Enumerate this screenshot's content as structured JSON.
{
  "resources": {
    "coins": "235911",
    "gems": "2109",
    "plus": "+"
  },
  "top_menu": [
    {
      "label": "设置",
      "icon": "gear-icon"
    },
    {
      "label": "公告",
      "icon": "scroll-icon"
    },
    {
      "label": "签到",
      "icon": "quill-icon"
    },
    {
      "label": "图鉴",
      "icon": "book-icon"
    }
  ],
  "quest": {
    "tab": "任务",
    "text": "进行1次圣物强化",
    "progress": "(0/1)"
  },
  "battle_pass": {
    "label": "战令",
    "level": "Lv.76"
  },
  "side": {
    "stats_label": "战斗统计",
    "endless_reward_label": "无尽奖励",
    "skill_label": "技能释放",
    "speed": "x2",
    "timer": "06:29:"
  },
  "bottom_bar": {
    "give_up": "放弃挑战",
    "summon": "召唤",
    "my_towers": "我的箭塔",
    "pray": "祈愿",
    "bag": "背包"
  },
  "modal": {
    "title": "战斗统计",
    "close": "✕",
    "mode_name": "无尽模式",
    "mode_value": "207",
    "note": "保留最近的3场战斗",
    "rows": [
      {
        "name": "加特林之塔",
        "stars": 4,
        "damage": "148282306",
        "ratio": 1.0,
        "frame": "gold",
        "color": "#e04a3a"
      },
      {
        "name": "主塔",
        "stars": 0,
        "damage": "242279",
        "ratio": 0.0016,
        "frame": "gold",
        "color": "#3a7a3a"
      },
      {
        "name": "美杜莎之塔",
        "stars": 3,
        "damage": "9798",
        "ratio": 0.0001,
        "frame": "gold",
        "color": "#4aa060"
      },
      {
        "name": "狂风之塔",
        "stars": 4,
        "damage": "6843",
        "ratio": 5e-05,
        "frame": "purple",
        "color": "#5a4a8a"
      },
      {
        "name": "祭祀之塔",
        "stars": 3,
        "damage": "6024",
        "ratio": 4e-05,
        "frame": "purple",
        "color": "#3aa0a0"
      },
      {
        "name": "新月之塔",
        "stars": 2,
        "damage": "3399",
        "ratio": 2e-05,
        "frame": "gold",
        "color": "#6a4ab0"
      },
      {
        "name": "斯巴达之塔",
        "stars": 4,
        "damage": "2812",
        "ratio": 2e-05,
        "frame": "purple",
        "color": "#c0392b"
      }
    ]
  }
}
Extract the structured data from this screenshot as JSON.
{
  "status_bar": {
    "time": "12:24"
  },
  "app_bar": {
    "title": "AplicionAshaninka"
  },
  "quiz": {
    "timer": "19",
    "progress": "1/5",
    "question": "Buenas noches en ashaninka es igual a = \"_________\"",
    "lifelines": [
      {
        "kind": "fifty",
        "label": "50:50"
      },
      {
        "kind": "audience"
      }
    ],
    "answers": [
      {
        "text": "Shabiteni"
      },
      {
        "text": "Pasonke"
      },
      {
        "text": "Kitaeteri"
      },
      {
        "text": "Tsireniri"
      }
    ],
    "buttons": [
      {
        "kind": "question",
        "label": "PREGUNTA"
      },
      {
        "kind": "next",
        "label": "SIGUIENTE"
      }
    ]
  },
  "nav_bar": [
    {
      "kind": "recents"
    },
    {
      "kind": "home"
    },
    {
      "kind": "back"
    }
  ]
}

[DIRECTIONS FOR THIS TASK]: Find all lines with "kind" in them and copy each one.

[FINISHED TASK]:
        "kind": "fifty",
        "kind": "audience"
        "kind": "question",
        "kind": "next",
      "kind": "recents"
      "kind": "home"
      "kind": "back"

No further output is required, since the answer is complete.